→ **WHAT THE TASK ASKS**:
Could you repeat the records below exactly, leaving out any pictures?

****

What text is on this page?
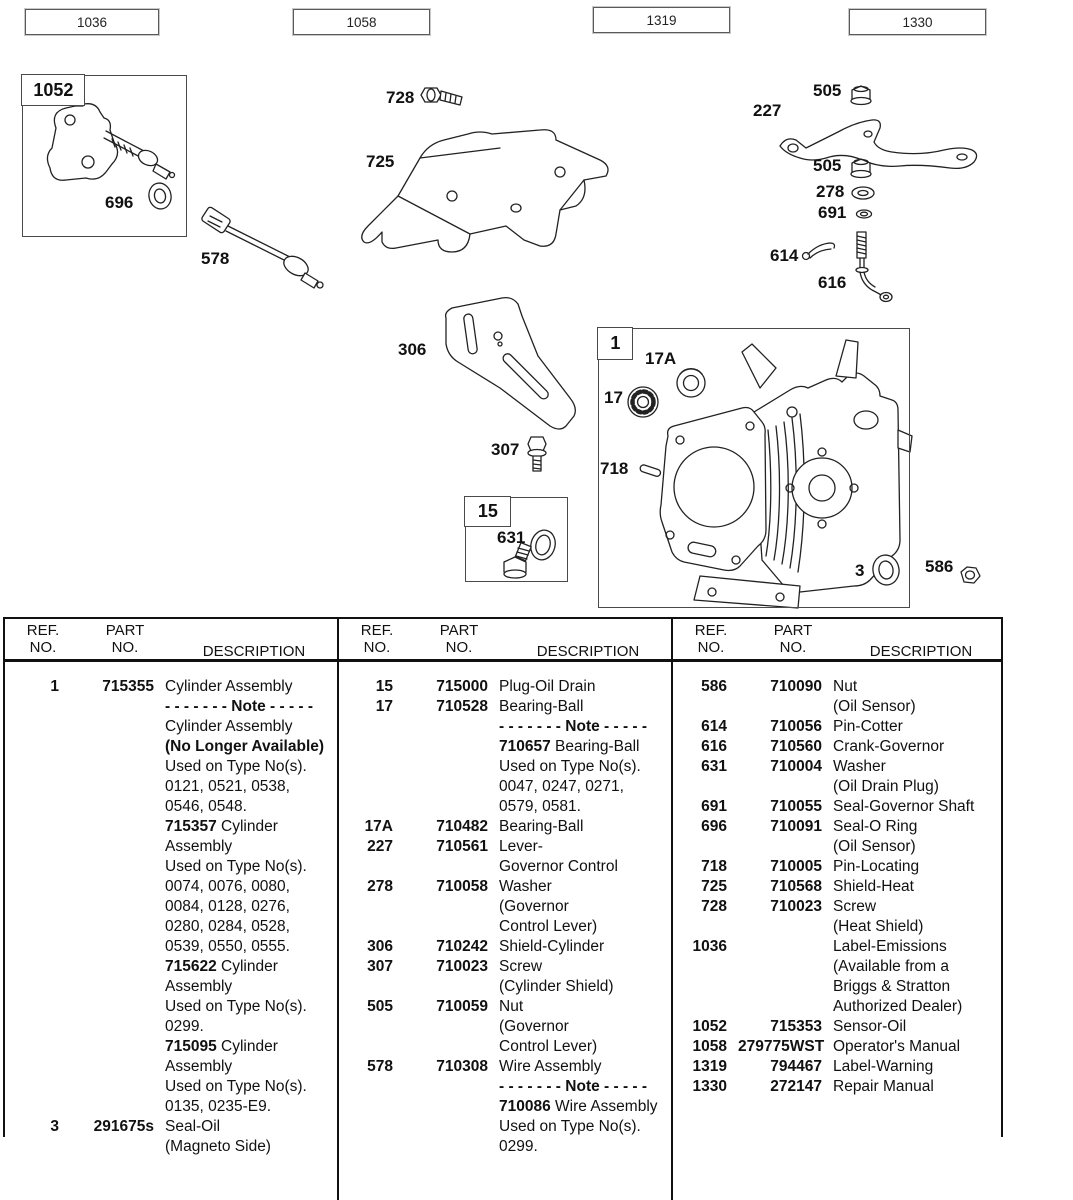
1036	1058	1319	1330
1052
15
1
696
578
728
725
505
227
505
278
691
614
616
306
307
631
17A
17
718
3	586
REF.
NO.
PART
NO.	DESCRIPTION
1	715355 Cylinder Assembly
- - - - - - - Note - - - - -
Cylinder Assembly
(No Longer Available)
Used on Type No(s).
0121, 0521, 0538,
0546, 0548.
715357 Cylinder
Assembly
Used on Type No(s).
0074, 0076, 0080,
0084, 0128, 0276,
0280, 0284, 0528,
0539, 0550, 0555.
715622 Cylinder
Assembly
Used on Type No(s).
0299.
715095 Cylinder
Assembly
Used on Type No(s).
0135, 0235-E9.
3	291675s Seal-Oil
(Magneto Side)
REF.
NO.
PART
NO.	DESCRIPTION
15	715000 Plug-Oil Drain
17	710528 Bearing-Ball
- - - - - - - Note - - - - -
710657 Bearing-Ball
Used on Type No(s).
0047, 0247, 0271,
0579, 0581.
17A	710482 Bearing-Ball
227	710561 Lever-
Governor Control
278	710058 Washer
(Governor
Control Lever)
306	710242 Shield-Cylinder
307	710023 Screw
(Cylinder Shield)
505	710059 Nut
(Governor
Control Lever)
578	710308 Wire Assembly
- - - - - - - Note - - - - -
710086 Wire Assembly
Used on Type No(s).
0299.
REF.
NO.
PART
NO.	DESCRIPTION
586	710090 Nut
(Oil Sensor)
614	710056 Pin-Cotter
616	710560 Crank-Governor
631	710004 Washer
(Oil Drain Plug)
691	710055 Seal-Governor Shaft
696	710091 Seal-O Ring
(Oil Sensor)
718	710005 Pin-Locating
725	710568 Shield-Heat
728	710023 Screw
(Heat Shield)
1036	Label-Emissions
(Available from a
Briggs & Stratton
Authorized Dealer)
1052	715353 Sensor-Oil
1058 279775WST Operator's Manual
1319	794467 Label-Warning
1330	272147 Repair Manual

****

→ **SOLUTION FOR THIS TASK**:
What text is on this page?
1036	1058	1319	1330
1052
15
1
696
578
728
725
505
227
505
278
691
614
616
306
307
631
17A
17
718
3	586
REF.
NO.
PART
NO.	DESCRIPTION
1	715355 Cylinder Assembly
- - - - - - - Note - - - - -
Cylinder Assembly
(No Longer Available)
Used on Type No(s).
0121, 0521, 0538,
0546, 0548.
715357 Cylinder
Assembly
Used on Type No(s).
0074, 0076, 0080,
0084, 0128, 0276,
0280, 0284, 0528,
0539, 0550, 0555.
715622 Cylinder
Assembly
Used on Type No(s).
0299.
715095 Cylinder
Assembly
Used on Type No(s).
0135, 0235-E9.
3	291675s Seal-Oil
(Magneto Side)
REF.
NO.
PART
NO.	DESCRIPTION
15	715000 Plug-Oil Drain
17	710528 Bearing-Ball
- - - - - - - Note - - - - -
710657 Bearing-Ball
Used on Type No(s).
0047, 0247, 0271,
0579, 0581.
17A	710482 Bearing-Ball
227	710561 Lever-
Governor Control
278	710058 Washer
(Governor
Control Lever)
306	710242 Shield-Cylinder
307	710023 Screw
(Cylinder Shield)
505	710059 Nut
(Governor
Control Lever)
578	710308 Wire Assembly
- - - - - - - Note - - - - -
710086 Wire Assembly
Used on Type No(s).
0299.
REF.
NO.
PART
NO.	DESCRIPTION
586	710090 Nut
(Oil Sensor)
614	710056 Pin-Cotter
616	710560 Crank-Governor
631	710004 Washer
(Oil Drain Plug)
691	710055 Seal-Governor Shaft
696	710091 Seal-O Ring
(Oil Sensor)
718	710005 Pin-Locating
725	710568 Shield-Heat
728	710023 Screw
(Heat Shield)
1036	Label-Emissions
(Available from a
Briggs & Stratton
Authorized Dealer)
1052	715353 Sensor-Oil
1058 279775WST Operator's Manual
1319	794467 Label-Warning
1330	272147 Repair Manual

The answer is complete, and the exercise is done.